WORK TO COMPLETE — Beginning with the line that contains "Enumerate this screenshot's", copy each subsequent line of the data below through the last one, including both ends but not the pictures.

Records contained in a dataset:
+++

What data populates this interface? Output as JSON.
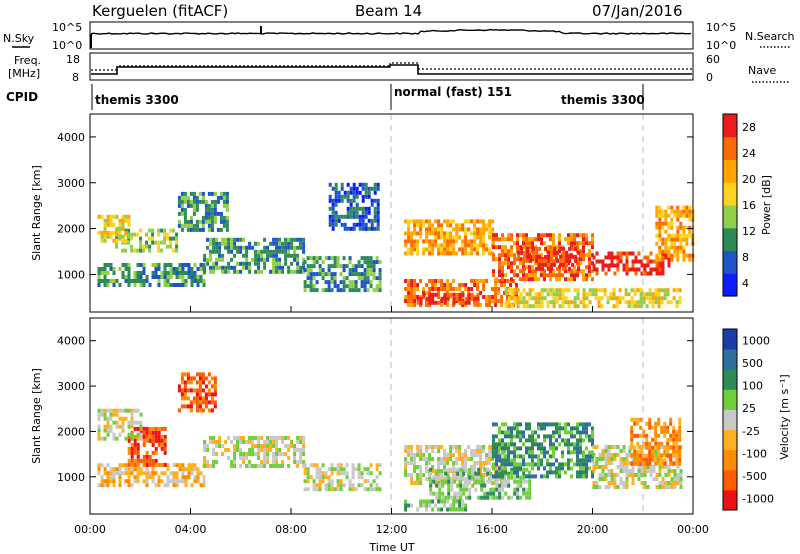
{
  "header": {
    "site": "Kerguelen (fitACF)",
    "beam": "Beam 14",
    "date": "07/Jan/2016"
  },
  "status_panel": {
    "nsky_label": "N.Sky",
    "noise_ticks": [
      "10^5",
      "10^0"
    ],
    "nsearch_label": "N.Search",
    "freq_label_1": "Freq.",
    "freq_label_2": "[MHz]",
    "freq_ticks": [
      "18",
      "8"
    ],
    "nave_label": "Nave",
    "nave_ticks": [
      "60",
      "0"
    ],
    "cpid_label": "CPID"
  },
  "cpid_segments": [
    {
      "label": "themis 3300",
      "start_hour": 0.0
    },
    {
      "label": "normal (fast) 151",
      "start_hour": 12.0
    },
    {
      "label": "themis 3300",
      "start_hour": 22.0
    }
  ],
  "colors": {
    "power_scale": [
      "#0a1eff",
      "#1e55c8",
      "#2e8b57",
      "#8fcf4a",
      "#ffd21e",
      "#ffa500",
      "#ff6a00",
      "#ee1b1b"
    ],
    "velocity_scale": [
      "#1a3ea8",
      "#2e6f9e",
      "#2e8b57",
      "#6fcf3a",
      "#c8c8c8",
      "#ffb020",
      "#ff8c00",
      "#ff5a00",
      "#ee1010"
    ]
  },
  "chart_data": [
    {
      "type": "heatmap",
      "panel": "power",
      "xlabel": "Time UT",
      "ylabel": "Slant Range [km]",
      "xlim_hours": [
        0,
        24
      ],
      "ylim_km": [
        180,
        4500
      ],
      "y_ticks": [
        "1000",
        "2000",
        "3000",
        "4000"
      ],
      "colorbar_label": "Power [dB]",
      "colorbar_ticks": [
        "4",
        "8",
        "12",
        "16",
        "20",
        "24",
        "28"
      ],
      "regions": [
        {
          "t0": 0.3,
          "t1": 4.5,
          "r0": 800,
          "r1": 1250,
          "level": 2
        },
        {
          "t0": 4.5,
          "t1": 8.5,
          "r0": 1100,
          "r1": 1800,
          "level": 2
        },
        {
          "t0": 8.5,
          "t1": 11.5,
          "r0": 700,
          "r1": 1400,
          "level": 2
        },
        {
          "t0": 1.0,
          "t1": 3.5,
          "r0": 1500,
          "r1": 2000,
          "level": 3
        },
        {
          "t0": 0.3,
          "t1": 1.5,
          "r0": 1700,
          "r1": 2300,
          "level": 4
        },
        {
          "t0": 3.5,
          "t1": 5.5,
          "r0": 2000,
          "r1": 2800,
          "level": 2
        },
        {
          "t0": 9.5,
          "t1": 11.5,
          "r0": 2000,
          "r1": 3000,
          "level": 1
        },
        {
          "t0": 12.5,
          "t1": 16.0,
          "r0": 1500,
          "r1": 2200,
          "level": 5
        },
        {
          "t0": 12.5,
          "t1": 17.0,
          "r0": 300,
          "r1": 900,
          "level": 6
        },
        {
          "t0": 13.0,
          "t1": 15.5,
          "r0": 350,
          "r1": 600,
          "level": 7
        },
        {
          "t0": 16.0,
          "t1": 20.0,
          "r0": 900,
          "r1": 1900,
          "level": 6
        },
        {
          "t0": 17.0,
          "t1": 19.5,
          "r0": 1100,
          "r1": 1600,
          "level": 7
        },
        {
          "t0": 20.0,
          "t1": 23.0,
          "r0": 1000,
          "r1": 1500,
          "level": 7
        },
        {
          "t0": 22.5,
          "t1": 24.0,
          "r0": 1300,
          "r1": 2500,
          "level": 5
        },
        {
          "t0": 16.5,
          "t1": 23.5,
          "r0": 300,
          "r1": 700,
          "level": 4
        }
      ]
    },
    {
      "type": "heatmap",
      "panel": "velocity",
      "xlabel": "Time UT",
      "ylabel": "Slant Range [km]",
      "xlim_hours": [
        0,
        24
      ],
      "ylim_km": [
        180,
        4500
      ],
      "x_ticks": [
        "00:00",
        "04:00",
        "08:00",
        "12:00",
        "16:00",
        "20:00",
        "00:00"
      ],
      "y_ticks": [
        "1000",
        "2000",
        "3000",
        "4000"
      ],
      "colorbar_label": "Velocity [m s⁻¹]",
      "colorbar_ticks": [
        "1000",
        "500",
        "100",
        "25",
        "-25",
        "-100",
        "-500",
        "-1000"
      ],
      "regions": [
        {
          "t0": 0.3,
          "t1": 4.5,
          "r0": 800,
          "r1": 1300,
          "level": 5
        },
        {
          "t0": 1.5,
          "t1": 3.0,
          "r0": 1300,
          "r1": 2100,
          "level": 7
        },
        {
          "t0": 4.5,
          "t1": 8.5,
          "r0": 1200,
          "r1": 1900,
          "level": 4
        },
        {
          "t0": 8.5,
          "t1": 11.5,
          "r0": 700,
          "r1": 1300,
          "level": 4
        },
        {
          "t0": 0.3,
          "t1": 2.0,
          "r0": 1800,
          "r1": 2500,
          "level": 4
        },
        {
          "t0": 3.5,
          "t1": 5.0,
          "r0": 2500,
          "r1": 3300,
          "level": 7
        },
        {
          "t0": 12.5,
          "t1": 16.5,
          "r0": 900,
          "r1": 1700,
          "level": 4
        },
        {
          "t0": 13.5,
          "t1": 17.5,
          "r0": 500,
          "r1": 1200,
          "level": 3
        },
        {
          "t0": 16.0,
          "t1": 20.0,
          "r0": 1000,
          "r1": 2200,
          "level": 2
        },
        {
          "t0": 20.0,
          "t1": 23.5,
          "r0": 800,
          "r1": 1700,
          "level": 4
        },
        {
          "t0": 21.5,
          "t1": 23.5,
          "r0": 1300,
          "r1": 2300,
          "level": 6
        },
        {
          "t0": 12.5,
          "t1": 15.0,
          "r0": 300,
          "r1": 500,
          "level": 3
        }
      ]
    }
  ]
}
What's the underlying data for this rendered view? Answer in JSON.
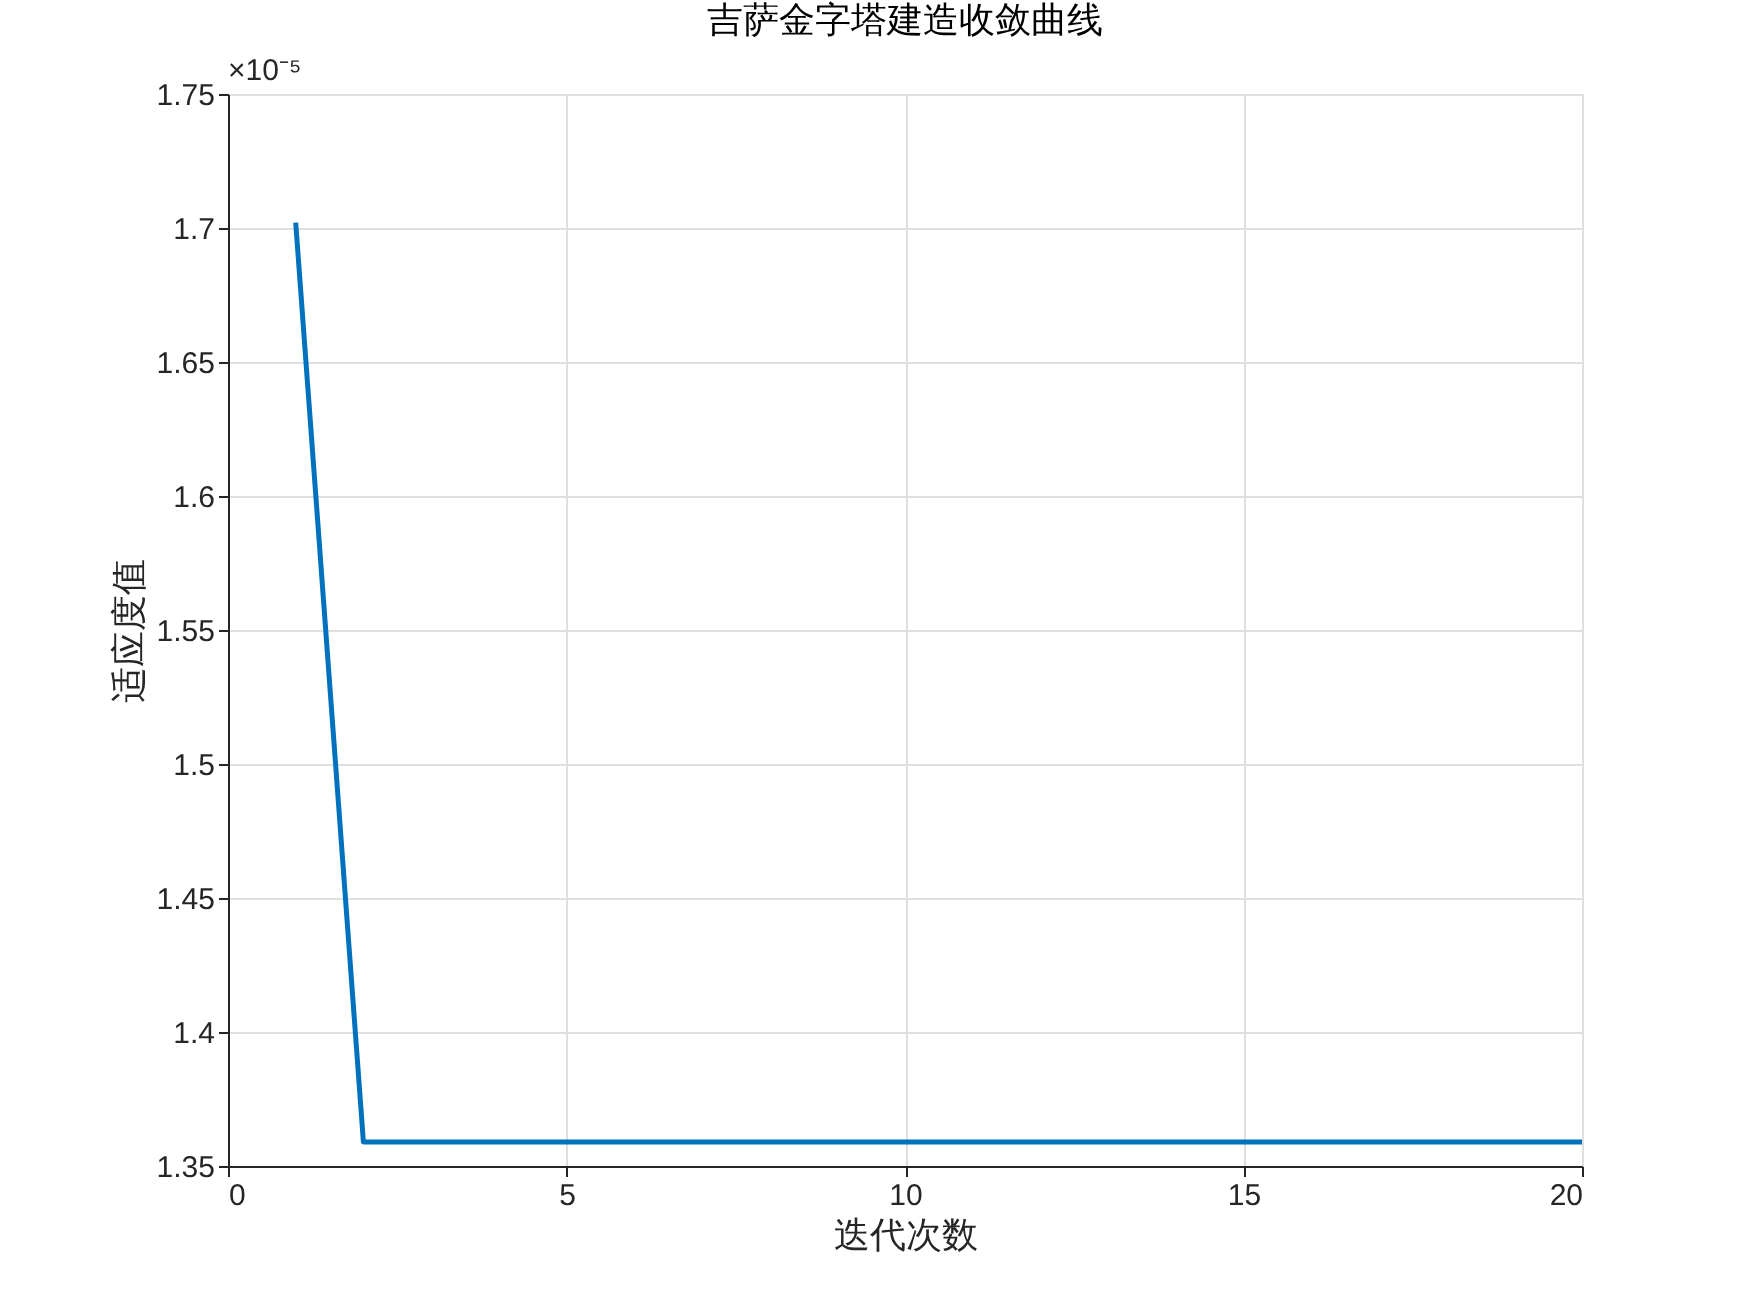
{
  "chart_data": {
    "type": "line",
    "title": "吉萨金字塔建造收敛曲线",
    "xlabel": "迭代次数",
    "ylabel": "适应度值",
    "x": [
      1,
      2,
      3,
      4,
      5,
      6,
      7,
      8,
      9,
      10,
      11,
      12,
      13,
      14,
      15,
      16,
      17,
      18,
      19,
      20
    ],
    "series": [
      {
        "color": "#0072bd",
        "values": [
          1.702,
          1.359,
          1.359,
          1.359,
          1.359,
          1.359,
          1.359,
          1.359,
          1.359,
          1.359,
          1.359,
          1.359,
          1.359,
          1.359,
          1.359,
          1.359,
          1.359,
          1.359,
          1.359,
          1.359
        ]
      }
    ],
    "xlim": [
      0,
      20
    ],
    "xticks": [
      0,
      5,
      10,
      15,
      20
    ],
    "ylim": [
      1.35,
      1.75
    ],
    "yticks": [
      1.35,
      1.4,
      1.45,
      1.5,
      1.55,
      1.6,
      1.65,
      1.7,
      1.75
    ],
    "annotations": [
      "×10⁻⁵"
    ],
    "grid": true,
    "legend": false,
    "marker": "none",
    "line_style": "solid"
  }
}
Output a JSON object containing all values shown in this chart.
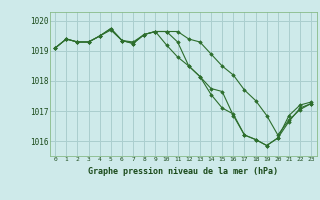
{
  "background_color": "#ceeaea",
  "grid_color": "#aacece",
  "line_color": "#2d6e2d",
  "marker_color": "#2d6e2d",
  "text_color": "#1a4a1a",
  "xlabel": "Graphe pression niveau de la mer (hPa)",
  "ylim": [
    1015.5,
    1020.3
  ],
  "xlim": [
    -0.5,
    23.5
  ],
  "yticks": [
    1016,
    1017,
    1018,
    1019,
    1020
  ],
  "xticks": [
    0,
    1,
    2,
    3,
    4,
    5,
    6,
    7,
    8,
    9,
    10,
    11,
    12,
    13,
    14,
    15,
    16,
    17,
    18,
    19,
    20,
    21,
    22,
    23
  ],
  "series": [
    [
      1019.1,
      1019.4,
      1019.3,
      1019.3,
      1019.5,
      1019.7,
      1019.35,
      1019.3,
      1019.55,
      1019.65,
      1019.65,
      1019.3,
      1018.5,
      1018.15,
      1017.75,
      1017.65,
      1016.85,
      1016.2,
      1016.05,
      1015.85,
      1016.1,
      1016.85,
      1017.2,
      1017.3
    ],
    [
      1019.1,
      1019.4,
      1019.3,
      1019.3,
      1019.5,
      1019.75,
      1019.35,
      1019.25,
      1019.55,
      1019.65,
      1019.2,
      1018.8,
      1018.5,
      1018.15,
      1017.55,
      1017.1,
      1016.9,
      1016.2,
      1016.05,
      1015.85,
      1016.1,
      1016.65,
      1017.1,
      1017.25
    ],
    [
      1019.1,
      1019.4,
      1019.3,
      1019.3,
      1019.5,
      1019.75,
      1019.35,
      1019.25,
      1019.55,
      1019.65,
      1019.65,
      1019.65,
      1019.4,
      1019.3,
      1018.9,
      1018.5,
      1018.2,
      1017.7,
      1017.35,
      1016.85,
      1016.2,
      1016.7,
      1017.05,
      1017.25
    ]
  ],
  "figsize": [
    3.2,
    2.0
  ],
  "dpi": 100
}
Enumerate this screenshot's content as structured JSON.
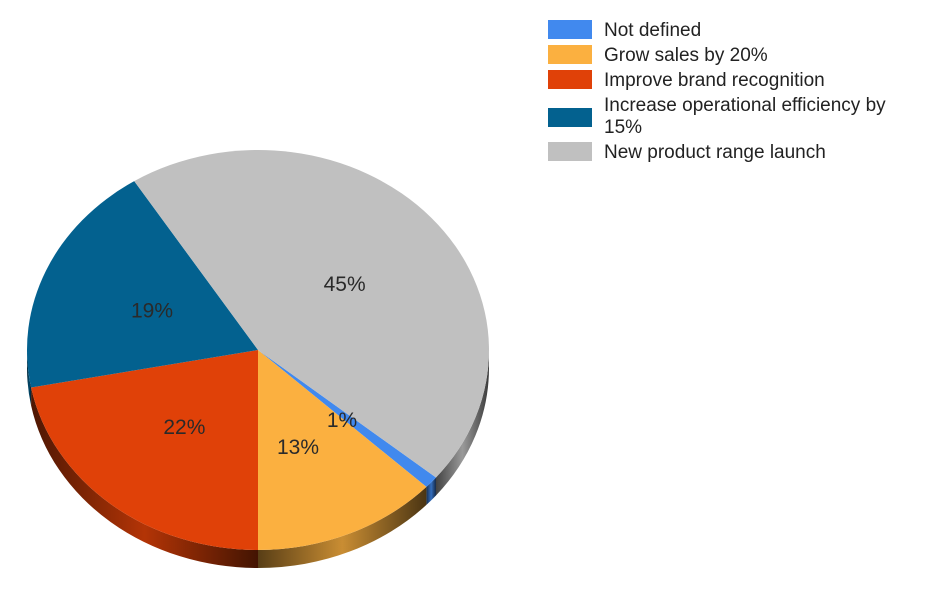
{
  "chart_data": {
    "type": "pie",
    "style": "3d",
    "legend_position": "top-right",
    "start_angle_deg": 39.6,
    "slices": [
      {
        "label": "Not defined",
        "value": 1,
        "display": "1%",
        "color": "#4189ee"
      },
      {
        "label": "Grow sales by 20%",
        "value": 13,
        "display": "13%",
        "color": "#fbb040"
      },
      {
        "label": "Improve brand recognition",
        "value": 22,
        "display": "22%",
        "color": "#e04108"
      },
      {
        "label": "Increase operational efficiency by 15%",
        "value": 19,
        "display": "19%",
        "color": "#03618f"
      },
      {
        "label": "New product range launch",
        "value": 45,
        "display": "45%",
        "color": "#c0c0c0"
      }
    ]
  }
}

+++

EXERCISE RESPONSE —
Enumerate this screenshot's content as structured JSON.
{
  "chart_data": {
    "type": "pie",
    "style": "3d",
    "legend_position": "top-right",
    "start_angle_deg": 39.6,
    "slices": [
      {
        "label": "Not defined",
        "value": 1,
        "display": "1%",
        "color": "#4189ee"
      },
      {
        "label": "Grow sales by 20%",
        "value": 13,
        "display": "13%",
        "color": "#fbb040"
      },
      {
        "label": "Improve brand recognition",
        "value": 22,
        "display": "22%",
        "color": "#e04108"
      },
      {
        "label": "Increase operational efficiency by 15%",
        "value": 19,
        "display": "19%",
        "color": "#03618f"
      },
      {
        "label": "New product range launch",
        "value": 45,
        "display": "45%",
        "color": "#c0c0c0"
      }
    ]
  }
}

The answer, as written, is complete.